** Begin MATERIAL SHOWN **

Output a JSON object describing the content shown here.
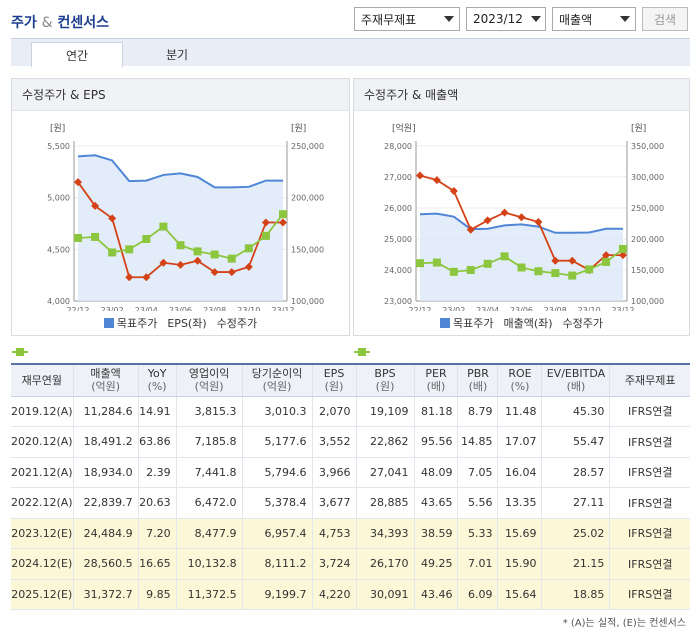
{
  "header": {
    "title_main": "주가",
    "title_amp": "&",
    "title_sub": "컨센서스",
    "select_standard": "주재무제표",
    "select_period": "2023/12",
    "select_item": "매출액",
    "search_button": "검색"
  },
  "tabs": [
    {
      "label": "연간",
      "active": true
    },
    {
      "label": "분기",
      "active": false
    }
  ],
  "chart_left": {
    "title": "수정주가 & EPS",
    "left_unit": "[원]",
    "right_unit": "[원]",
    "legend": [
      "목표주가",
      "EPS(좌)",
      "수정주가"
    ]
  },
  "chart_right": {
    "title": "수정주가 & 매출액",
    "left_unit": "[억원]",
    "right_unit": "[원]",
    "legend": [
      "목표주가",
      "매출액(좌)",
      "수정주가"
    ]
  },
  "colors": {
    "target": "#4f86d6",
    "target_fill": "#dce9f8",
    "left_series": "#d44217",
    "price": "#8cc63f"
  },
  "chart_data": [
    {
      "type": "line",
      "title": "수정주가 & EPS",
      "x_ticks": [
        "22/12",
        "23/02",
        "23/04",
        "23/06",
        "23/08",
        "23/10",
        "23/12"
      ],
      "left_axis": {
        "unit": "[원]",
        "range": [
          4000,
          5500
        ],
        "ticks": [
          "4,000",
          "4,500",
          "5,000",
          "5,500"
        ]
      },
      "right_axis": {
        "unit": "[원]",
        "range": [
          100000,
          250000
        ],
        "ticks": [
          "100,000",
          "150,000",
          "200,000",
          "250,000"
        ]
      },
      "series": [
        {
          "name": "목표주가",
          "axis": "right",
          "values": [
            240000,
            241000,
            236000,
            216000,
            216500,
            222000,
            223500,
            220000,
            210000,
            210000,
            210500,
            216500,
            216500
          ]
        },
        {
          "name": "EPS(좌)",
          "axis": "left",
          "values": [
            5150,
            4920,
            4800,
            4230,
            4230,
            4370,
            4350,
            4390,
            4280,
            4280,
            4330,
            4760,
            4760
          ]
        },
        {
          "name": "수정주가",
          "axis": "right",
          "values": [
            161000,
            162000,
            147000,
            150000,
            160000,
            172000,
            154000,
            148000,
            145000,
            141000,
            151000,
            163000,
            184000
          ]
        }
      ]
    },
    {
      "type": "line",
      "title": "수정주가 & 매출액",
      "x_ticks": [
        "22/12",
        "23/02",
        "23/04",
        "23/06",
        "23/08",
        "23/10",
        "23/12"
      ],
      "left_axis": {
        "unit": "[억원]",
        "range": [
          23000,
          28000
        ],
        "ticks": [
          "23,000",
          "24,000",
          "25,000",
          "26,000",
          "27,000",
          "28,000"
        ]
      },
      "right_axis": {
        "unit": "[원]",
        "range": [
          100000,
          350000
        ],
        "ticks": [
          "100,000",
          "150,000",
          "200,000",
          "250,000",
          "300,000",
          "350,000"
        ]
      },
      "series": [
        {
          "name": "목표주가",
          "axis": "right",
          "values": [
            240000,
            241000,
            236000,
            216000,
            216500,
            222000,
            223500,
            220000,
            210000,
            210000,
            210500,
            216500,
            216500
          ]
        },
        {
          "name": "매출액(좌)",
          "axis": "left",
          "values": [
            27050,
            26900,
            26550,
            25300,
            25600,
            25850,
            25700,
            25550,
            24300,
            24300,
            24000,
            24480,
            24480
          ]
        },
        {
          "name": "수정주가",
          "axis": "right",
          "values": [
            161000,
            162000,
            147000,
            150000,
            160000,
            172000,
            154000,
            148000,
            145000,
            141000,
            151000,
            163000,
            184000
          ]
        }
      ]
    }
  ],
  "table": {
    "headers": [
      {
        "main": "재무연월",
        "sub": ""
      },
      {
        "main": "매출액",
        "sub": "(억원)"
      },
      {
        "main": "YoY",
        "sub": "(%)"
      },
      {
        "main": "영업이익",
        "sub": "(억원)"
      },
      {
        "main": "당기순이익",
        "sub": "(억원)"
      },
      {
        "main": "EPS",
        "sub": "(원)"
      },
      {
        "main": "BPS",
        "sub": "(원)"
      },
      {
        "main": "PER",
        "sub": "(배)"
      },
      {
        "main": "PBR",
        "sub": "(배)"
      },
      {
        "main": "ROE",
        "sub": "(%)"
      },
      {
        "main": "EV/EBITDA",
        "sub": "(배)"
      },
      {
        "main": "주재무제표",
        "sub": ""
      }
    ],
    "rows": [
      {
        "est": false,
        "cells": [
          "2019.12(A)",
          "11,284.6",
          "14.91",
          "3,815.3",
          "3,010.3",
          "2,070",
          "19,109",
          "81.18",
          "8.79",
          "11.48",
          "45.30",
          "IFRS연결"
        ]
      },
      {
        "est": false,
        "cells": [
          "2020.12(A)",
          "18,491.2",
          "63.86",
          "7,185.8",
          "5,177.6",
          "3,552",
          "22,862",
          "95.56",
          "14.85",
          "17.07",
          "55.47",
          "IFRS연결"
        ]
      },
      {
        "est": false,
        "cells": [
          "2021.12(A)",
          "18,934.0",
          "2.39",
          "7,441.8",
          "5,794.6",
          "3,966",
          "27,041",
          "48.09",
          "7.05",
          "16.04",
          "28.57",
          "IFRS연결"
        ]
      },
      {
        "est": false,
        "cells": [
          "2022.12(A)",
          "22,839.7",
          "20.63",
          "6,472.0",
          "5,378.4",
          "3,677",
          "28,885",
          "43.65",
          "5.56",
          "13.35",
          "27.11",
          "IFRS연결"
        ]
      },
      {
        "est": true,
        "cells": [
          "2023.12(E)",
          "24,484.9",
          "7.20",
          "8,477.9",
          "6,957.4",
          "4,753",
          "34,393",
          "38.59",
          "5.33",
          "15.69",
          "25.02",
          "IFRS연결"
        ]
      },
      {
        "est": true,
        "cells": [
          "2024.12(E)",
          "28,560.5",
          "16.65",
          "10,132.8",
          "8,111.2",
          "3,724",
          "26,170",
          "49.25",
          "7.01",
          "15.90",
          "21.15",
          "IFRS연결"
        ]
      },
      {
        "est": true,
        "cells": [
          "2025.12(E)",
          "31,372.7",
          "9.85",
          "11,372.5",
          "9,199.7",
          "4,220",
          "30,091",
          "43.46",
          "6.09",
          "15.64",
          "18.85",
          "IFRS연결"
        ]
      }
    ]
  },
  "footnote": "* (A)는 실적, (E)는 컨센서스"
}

** End MATERIAL SHOWN **
** Begin MATERIAL SHOWN **

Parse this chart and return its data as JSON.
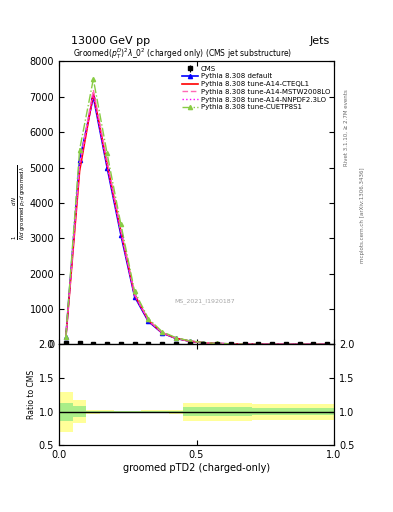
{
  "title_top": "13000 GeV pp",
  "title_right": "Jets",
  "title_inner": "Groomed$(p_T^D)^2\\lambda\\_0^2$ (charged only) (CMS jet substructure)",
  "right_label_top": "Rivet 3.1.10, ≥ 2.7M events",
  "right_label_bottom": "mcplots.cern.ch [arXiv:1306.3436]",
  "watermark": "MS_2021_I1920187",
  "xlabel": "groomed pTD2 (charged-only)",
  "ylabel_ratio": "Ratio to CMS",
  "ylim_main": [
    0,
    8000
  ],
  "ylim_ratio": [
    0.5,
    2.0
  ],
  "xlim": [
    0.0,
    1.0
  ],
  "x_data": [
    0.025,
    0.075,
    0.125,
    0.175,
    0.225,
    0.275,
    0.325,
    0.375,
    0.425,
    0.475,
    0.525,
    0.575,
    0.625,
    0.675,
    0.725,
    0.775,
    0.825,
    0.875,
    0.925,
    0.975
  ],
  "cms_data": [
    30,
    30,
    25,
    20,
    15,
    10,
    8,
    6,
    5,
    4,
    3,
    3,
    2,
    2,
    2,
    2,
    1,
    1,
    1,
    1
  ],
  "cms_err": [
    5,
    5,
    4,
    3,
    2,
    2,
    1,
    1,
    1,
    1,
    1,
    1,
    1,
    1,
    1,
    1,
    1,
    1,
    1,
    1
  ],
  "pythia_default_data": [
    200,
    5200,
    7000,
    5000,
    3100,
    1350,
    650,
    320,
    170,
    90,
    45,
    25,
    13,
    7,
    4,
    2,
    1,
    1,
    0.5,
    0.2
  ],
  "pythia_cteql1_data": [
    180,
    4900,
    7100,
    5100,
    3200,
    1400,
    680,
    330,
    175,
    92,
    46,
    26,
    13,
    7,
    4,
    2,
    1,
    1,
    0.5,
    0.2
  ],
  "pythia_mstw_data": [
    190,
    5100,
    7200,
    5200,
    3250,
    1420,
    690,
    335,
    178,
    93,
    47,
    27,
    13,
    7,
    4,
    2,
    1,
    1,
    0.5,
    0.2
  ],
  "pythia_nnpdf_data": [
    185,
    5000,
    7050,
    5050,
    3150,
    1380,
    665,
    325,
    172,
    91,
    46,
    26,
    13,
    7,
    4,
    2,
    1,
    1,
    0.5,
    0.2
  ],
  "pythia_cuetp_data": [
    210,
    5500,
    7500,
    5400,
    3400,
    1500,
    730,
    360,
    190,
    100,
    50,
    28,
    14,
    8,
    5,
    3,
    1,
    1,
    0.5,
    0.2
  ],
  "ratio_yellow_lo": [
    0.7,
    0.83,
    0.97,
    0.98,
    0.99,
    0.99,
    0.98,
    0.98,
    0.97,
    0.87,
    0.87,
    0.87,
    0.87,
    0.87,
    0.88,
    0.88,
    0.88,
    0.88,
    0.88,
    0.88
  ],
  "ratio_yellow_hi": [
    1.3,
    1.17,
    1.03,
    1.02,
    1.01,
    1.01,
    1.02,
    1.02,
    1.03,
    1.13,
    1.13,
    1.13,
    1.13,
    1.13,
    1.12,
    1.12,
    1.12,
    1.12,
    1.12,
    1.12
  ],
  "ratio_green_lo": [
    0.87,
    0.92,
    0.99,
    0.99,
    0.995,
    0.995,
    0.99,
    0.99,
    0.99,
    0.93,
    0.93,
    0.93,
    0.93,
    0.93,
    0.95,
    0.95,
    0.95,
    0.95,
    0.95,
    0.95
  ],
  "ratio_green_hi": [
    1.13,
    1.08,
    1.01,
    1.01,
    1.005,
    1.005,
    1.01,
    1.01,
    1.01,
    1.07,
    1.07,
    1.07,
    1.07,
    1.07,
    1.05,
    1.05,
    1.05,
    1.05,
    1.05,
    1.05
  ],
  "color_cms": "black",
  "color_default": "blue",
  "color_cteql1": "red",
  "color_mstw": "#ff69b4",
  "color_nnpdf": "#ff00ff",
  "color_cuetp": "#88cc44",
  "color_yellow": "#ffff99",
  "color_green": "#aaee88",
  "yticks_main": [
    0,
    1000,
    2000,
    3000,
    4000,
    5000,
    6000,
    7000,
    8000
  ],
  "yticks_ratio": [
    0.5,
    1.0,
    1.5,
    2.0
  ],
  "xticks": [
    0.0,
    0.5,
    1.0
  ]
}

** End MATERIAL SHOWN **
** Begin MATERIAL SHOWN **

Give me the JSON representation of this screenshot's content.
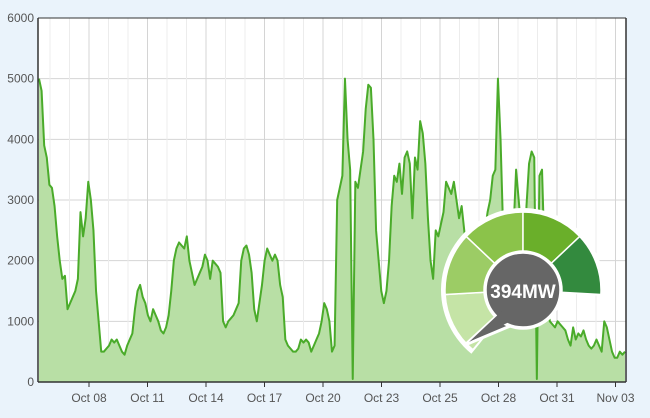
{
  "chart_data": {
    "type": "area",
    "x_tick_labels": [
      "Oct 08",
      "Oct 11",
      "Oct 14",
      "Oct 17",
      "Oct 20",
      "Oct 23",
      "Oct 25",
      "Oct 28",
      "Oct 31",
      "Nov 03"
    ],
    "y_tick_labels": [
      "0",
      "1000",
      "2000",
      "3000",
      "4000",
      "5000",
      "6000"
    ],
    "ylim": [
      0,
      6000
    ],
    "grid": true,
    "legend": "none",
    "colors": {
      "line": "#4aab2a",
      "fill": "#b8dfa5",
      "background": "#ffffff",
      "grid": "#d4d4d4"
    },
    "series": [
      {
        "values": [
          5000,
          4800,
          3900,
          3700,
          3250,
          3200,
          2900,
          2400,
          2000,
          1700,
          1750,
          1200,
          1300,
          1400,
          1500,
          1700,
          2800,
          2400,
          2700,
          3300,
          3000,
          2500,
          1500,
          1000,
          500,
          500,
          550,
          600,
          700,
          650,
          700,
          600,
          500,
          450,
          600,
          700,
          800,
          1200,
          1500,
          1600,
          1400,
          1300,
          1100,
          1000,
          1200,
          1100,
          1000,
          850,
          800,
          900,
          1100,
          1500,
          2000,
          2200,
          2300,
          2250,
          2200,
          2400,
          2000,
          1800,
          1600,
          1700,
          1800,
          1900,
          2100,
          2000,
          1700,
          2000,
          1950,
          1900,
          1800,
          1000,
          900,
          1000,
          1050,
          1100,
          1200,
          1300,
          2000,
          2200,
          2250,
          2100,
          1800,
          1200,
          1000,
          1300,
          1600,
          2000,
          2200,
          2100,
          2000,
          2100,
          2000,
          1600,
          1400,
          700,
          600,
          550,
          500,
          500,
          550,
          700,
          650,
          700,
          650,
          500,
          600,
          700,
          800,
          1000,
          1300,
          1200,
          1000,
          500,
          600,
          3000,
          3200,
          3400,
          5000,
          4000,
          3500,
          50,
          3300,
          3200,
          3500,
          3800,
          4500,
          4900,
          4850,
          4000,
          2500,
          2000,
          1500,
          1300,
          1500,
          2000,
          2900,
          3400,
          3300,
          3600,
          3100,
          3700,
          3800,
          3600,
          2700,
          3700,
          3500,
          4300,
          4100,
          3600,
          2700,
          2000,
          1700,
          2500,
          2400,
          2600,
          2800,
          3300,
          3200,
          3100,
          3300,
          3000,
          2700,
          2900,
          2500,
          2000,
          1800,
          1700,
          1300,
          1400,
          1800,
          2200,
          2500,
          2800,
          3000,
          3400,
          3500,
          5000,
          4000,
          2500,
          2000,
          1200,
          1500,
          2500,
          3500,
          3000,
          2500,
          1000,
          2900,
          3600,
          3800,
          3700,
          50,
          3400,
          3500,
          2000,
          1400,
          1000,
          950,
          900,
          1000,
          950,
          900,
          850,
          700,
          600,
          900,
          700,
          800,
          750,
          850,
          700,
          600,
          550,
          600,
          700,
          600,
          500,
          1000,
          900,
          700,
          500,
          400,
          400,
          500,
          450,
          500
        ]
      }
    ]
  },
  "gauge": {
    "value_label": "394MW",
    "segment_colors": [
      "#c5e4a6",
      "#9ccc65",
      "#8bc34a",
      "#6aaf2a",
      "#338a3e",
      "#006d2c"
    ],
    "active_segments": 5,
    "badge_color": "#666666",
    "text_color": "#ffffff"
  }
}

** End MATERIAL SHOWN **

REQUIRED WORK —
Work out how many lines of the data hold the string "only". Reply with that number alone.

TASK RESULT —
2